* Begin Provided data *
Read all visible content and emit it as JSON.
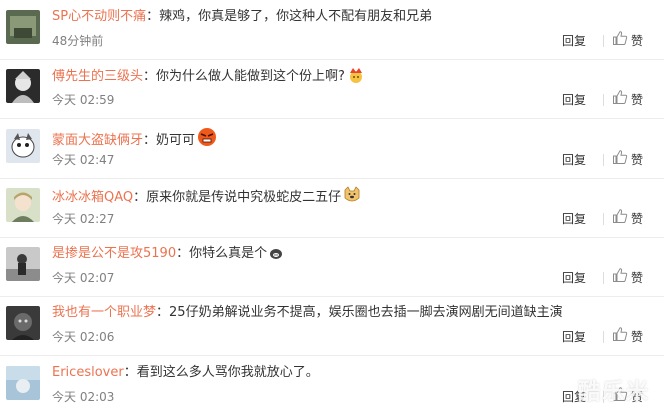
{
  "comments": [
    {
      "username": "SP心不动则不痛",
      "text": "辣鸡，你真是够了，你这种人不配有朋友和兄弟",
      "time": "48分钟前",
      "avatar_color": "#5a6a50",
      "emoji": ""
    },
    {
      "username": "傅先生的三级头",
      "text": "你为什么做人能做到这个份上啊?",
      "time": "今天 02:59",
      "avatar_color": "#2b2b2b",
      "emoji": "crown-emoji"
    },
    {
      "username": "蒙面大盗缺俩牙",
      "text": "奶可可",
      "time": "今天 02:47",
      "avatar_color": "#dfe6ee",
      "emoji": "angry-emoji"
    },
    {
      "username": "冰冰冰箱QAQ",
      "text": "原来你就是传说中究极蛇皮二五仔",
      "time": "今天 02:27",
      "avatar_color": "#d8e0c8",
      "emoji": "doge-emoji"
    },
    {
      "username": "是掺是公不是攻5190",
      "text": "你特么真是个",
      "time": "今天 02:07",
      "avatar_color": "#c9c9c9",
      "emoji": "pig-emoji"
    },
    {
      "username": "我也有一个职业梦",
      "text": "25仔奶弟解说业务不提高，娱乐圈也去插一脚去演网剧无间道缺主演",
      "time": "今天 02:06",
      "avatar_color": "#3a3a3a",
      "emoji": ""
    },
    {
      "username": "Ericeslover",
      "text": "看到这么多人骂你我就放心了。",
      "time": "今天 02:03",
      "avatar_color": "#a8c4d8",
      "emoji": ""
    }
  ],
  "actions": {
    "reply_label": "回复",
    "like_label": "赞"
  },
  "separator": "：",
  "watermark": "酷乐米",
  "colors": {
    "username": "#eb7350",
    "text": "#333333",
    "time": "#808080"
  }
}
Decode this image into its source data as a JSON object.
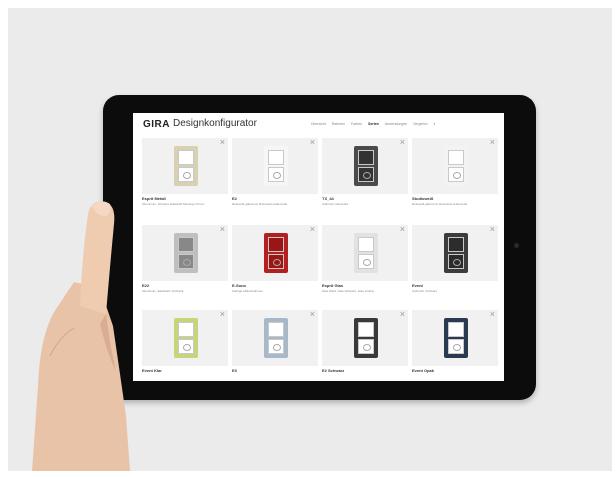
{
  "app": {
    "brand": "GIRA",
    "product": "Designkonfigurator"
  },
  "nav": [
    "Übersicht",
    "Rahmen",
    "Farben",
    "Serien",
    "Anwendungen",
    "Vergleich"
  ],
  "nav_active_index": 3,
  "nav_more": "›",
  "close_symbol": "×",
  "cards": [
    {
      "name": "Esprit Metall",
      "desc": "Aluminium, Schwarz Edelstahl Messing Chrom",
      "plate_color": "#d8d0b2",
      "inner": "#ffffff"
    },
    {
      "name": "E2",
      "desc": "Reinweiß glänzend, Reinweiß seidenmatt",
      "plate_color": "#f6f6f6",
      "inner": "#ffffff"
    },
    {
      "name": "TX_44",
      "desc": "Anthrazit, Reinweiß",
      "plate_color": "#4a4a4a",
      "inner": "#333333"
    },
    {
      "name": "Studioweiß",
      "desc": "Reinweiß glänzend, Reinweiß seidenmatt",
      "plate_color": "#f3f3f3",
      "inner": "#ffffff"
    },
    {
      "name": "E22",
      "desc": "Aluminium, Edelstahl, Anthrazit",
      "plate_color": "#bfbfbf",
      "inner": "#888888"
    },
    {
      "name": "E-Sono",
      "desc": "Farbige Abdeckrahmen",
      "plate_color": "#b3201f",
      "inner": "#9b1515"
    },
    {
      "name": "Esprit Glas",
      "desc": "Glas Weiß, Glas Schwarz, Glas Umbra",
      "plate_color": "#e2e2e2",
      "inner": "#ffffff"
    },
    {
      "name": "Event",
      "desc": "Anthrazit, Schwarz",
      "plate_color": "#3c3c3c",
      "inner": "#2c2c2c"
    },
    {
      "name": "Event Klar",
      "desc": "",
      "plate_color": "#c6d57a",
      "inner": "#ffffff"
    },
    {
      "name": "E3",
      "desc": "",
      "plate_color": "#a7b8c9",
      "inner": "#ffffff"
    },
    {
      "name": "E2 Schwarz",
      "desc": "",
      "plate_color": "#3a3a3a",
      "inner": "#ffffff"
    },
    {
      "name": "Event Opak",
      "desc": "",
      "plate_color": "#2a3a52",
      "inner": "#ffffff"
    }
  ],
  "colors": {
    "background": "#ebebeb",
    "tablet_bezel": "#0c0c0c",
    "screen": "#ffffff",
    "card_bg": "#f1f1f1",
    "skin": "#e9c3a8"
  }
}
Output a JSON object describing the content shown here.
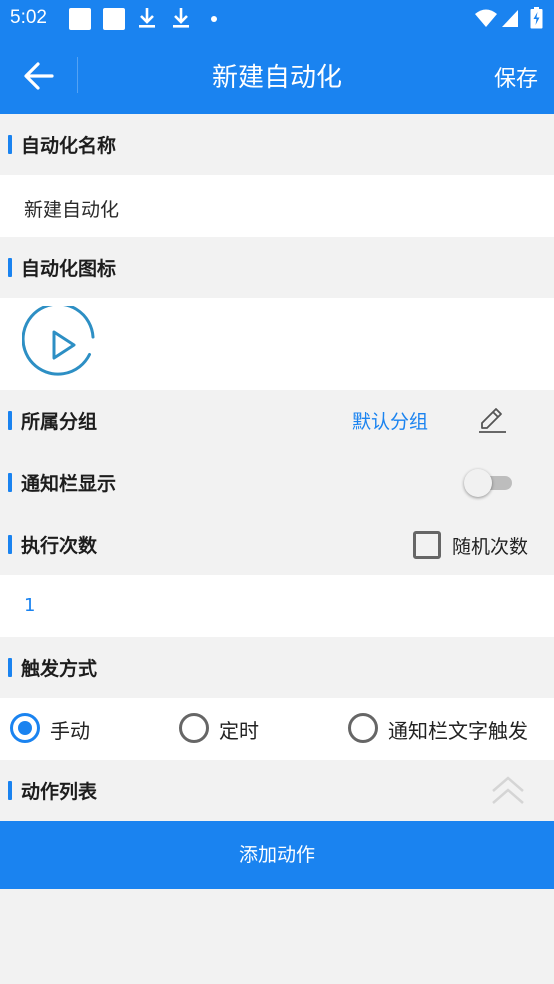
{
  "status_bar": {
    "time": "5:02"
  },
  "app_bar": {
    "title": "新建自动化",
    "save_label": "保存"
  },
  "sections": {
    "name": {
      "label": "自动化名称",
      "value": "新建自动化"
    },
    "icon": {
      "label": "自动化图标"
    },
    "group": {
      "label": "所属分组",
      "value": "默认分组"
    },
    "notification": {
      "label": "通知栏显示",
      "enabled": false
    },
    "exec_count": {
      "label": "执行次数",
      "random_label": "随机次数",
      "random_checked": false,
      "value": "1"
    },
    "trigger": {
      "label": "触发方式",
      "options": [
        "手动",
        "定时",
        "通知栏文字触发"
      ],
      "selected": "手动"
    },
    "actions": {
      "label": "动作列表"
    }
  },
  "add_action_label": "添加动作",
  "colors": {
    "accent": "#1a83f0",
    "background": "#f2f2f2",
    "icon_teal": "#2d8fc4"
  }
}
* End Provided data *
What to produce: Retype every entry verbatim and exclude the pictures from the copy.

Complete response:
Read all visible content and emit it as JSON.
{
  "comments": [
    {
      "username": "SP心不动则不痛",
      "text": "辣鸡，你真是够了，你这种人不配有朋友和兄弟",
      "time": "48分钟前",
      "avatar_color": "#5a6a50",
      "emoji": ""
    },
    {
      "username": "傅先生的三级头",
      "text": "你为什么做人能做到这个份上啊?",
      "time": "今天 02:59",
      "avatar_color": "#2b2b2b",
      "emoji": "crown-emoji"
    },
    {
      "username": "蒙面大盗缺俩牙",
      "text": "奶可可",
      "time": "今天 02:47",
      "avatar_color": "#dfe6ee",
      "emoji": "angry-emoji"
    },
    {
      "username": "冰冰冰箱QAQ",
      "text": "原来你就是传说中究极蛇皮二五仔",
      "time": "今天 02:27",
      "avatar_color": "#d8e0c8",
      "emoji": "doge-emoji"
    },
    {
      "username": "是掺是公不是攻5190",
      "text": "你特么真是个",
      "time": "今天 02:07",
      "avatar_color": "#c9c9c9",
      "emoji": "pig-emoji"
    },
    {
      "username": "我也有一个职业梦",
      "text": "25仔奶弟解说业务不提高，娱乐圈也去插一脚去演网剧无间道缺主演",
      "time": "今天 02:06",
      "avatar_color": "#3a3a3a",
      "emoji": ""
    },
    {
      "username": "Ericeslover",
      "text": "看到这么多人骂你我就放心了。",
      "time": "今天 02:03",
      "avatar_color": "#a8c4d8",
      "emoji": ""
    }
  ],
  "actions": {
    "reply_label": "回复",
    "like_label": "赞"
  },
  "separator": "：",
  "watermark": "酷乐米",
  "colors": {
    "username": "#eb7350",
    "text": "#333333",
    "time": "#808080"
  }
}
Decode this image into its source data as a JSON object.
{
  "app": {
    "brand": "GIRA",
    "product": "Designkonfigurator"
  },
  "nav": [
    "Übersicht",
    "Rahmen",
    "Farben",
    "Serien",
    "Anwendungen",
    "Vergleich"
  ],
  "nav_active_index": 3,
  "nav_more": "›",
  "close_symbol": "×",
  "cards": [
    {
      "name": "Esprit Metall",
      "desc": "Aluminium, Schwarz Edelstahl Messing Chrom",
      "plate_color": "#d8d0b2",
      "inner": "#ffffff"
    },
    {
      "name": "E2",
      "desc": "Reinweiß glänzend, Reinweiß seidenmatt",
      "plate_color": "#f6f6f6",
      "inner": "#ffffff"
    },
    {
      "name": "TX_44",
      "desc": "Anthrazit, Reinweiß",
      "plate_color": "#4a4a4a",
      "inner": "#333333"
    },
    {
      "name": "Studioweiß",
      "desc": "Reinweiß glänzend, Reinweiß seidenmatt",
      "plate_color": "#f3f3f3",
      "inner": "#ffffff"
    },
    {
      "name": "E22",
      "desc": "Aluminium, Edelstahl, Anthrazit",
      "plate_color": "#bfbfbf",
      "inner": "#888888"
    },
    {
      "name": "E-Sono",
      "desc": "Farbige Abdeckrahmen",
      "plate_color": "#b3201f",
      "inner": "#9b1515"
    },
    {
      "name": "Esprit Glas",
      "desc": "Glas Weiß, Glas Schwarz, Glas Umbra",
      "plate_color": "#e2e2e2",
      "inner": "#ffffff"
    },
    {
      "name": "Event",
      "desc": "Anthrazit, Schwarz",
      "plate_color": "#3c3c3c",
      "inner": "#2c2c2c"
    },
    {
      "name": "Event Klar",
      "desc": "",
      "plate_color": "#c6d57a",
      "inner": "#ffffff"
    },
    {
      "name": "E3",
      "desc": "",
      "plate_color": "#a7b8c9",
      "inner": "#ffffff"
    },
    {
      "name": "E2 Schwarz",
      "desc": "",
      "plate_color": "#3a3a3a",
      "inner": "#ffffff"
    },
    {
      "name": "Event Opak",
      "desc": "",
      "plate_color": "#2a3a52",
      "inner": "#ffffff"
    }
  ],
  "colors": {
    "background": "#ebebeb",
    "tablet_bezel": "#0c0c0c",
    "screen": "#ffffff",
    "card_bg": "#f1f1f1",
    "skin": "#e9c3a8"
  }
}
Output a JSON object describing the content shown here.
{
  "status_bar": {
    "time": "5:02"
  },
  "app_bar": {
    "title": "新建自动化",
    "save_label": "保存"
  },
  "sections": {
    "name": {
      "label": "自动化名称",
      "value": "新建自动化"
    },
    "icon": {
      "label": "自动化图标"
    },
    "group": {
      "label": "所属分组",
      "value": "默认分组"
    },
    "notification": {
      "label": "通知栏显示",
      "enabled": false
    },
    "exec_count": {
      "label": "执行次数",
      "random_label": "随机次数",
      "random_checked": false,
      "value": "1"
    },
    "trigger": {
      "label": "触发方式",
      "options": [
        "手动",
        "定时",
        "通知栏文字触发"
      ],
      "selected": "手动"
    },
    "actions": {
      "label": "动作列表"
    }
  },
  "add_action_label": "添加动作",
  "colors": {
    "accent": "#1a83f0",
    "background": "#f2f2f2",
    "icon_teal": "#2d8fc4"
  }
}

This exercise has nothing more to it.